INPUT RECORDS:
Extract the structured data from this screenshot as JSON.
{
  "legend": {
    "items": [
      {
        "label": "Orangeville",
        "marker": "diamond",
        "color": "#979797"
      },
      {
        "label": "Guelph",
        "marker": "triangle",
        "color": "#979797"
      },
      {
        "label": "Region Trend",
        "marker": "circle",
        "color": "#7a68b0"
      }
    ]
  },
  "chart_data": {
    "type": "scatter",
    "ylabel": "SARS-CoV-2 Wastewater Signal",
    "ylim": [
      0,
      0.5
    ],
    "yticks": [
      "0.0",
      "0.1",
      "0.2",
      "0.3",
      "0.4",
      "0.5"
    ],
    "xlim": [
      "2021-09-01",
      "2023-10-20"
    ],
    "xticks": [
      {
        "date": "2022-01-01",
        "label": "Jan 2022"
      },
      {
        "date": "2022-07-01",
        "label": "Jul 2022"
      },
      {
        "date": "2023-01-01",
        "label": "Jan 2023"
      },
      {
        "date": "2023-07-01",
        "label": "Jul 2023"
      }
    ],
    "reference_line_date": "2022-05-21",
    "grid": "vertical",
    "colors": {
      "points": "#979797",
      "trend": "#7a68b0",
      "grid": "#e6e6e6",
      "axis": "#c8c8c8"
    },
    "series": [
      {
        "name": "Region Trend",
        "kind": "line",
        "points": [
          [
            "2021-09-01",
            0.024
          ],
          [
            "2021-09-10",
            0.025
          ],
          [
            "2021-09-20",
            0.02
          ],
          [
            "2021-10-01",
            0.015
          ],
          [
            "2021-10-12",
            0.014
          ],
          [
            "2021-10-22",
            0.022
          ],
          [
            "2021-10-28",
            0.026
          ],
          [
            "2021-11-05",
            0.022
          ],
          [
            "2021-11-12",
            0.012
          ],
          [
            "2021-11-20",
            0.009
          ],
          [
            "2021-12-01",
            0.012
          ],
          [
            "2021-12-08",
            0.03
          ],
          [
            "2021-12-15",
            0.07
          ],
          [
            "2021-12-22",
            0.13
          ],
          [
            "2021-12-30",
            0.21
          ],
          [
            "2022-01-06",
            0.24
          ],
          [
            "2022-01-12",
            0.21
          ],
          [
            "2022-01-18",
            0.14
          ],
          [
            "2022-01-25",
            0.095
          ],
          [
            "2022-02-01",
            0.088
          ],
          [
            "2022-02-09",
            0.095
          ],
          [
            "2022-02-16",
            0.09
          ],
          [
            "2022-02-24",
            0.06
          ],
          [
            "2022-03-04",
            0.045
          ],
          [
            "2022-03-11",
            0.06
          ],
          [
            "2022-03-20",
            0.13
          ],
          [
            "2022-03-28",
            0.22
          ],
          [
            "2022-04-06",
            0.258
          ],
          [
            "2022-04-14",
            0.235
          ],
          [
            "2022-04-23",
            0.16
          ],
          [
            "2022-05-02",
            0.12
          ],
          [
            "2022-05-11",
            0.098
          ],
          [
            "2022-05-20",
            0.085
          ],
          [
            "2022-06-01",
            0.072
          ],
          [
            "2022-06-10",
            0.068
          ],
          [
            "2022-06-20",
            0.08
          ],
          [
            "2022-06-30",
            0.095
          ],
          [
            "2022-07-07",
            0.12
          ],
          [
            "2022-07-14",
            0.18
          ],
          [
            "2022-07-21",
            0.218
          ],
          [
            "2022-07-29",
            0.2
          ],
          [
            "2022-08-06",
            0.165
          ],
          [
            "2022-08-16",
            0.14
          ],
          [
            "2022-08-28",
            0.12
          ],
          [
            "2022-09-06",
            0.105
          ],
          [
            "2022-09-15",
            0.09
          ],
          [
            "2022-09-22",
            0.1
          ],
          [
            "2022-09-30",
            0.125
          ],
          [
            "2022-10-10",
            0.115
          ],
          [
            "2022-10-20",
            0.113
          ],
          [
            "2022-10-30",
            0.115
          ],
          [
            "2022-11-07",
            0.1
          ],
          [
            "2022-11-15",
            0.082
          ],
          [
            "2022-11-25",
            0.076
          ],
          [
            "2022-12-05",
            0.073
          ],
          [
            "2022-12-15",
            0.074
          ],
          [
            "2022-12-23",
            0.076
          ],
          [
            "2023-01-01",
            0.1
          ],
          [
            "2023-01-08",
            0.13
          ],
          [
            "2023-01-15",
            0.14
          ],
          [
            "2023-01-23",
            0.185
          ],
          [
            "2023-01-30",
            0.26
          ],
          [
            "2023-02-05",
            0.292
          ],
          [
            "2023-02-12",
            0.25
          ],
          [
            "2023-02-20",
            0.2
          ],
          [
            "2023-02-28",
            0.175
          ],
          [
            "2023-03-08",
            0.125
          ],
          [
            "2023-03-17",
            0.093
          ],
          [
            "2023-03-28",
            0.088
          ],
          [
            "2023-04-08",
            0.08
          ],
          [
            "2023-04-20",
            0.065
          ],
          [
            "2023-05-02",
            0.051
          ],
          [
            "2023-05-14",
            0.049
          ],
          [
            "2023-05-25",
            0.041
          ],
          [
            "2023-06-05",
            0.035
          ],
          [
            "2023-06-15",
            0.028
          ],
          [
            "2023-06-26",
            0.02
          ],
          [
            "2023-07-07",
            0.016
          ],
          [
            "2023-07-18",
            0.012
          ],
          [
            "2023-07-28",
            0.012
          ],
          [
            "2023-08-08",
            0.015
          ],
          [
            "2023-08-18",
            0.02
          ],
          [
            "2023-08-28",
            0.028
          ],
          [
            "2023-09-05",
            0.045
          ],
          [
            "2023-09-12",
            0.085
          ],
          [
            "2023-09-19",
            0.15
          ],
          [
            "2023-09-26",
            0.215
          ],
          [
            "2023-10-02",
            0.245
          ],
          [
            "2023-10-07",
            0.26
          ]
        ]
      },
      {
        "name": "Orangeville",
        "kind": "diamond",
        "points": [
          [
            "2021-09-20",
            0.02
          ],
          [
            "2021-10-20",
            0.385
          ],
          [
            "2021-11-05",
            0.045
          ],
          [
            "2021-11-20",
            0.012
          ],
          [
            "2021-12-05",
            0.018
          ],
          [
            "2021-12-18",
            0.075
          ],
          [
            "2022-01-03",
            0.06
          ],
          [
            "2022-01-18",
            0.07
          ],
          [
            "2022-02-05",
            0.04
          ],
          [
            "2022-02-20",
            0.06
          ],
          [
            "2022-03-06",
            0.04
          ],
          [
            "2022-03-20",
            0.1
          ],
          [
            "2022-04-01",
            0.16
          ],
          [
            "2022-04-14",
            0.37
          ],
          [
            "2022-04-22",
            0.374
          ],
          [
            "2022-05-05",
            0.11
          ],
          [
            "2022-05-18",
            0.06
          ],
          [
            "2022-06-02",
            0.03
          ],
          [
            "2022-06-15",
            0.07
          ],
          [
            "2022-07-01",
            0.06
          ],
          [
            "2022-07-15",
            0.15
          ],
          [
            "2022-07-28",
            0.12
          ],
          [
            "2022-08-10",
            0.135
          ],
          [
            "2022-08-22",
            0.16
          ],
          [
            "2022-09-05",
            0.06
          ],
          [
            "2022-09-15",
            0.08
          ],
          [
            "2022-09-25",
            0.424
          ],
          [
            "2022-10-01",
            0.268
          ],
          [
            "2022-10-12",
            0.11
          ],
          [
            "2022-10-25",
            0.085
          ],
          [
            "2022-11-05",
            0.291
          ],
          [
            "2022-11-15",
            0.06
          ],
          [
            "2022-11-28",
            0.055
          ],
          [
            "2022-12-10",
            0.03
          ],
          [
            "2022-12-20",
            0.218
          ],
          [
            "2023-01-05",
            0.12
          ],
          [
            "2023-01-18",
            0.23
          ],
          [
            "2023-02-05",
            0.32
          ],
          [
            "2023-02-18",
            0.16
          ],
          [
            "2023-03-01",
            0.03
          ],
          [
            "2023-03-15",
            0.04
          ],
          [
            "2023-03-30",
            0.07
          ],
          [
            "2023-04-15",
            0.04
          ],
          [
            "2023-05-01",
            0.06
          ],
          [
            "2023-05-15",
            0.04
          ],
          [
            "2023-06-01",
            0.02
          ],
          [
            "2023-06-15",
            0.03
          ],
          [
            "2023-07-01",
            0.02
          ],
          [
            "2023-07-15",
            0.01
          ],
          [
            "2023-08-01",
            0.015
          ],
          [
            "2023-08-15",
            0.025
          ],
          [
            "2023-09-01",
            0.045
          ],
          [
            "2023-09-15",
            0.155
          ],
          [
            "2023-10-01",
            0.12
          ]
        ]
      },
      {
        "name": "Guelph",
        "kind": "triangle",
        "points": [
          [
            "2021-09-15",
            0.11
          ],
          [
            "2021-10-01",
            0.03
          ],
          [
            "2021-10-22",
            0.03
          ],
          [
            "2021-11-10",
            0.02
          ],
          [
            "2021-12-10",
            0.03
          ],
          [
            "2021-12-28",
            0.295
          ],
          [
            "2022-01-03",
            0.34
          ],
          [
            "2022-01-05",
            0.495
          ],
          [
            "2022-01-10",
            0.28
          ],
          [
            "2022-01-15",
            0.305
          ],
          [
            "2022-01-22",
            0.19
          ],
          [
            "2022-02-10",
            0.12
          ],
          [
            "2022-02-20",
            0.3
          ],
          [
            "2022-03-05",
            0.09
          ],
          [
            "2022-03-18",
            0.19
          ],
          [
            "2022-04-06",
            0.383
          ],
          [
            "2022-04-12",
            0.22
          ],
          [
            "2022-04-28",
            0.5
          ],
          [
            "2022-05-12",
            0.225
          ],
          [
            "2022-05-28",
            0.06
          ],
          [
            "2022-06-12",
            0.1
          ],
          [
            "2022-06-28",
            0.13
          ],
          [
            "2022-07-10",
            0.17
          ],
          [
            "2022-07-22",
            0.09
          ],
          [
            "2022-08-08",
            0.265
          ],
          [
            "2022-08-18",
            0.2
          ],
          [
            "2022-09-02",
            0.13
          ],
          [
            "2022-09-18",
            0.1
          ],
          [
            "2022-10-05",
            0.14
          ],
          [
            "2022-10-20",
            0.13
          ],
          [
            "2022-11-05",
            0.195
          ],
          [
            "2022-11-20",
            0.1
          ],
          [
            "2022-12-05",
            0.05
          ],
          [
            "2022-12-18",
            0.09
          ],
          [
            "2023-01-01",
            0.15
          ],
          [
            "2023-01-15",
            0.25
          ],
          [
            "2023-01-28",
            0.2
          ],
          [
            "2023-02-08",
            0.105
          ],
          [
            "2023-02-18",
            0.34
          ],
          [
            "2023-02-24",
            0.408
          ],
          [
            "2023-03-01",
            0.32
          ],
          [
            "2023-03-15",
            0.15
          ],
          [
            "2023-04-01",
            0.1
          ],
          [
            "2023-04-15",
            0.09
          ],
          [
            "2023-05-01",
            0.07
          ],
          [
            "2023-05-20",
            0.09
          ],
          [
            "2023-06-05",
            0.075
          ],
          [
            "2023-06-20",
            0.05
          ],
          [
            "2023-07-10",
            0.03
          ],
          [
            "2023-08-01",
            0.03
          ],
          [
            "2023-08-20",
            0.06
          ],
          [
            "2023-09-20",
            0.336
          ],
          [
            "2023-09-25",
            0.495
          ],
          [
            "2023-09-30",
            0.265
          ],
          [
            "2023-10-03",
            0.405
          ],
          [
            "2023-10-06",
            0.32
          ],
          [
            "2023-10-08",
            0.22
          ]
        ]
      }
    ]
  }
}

AIM: List all lines in the material containing the string "name".

RESULT OF THIS EXERCISE:
        "name": "Region Trend",
        "name": "Orangeville",
        "name": "Guelph",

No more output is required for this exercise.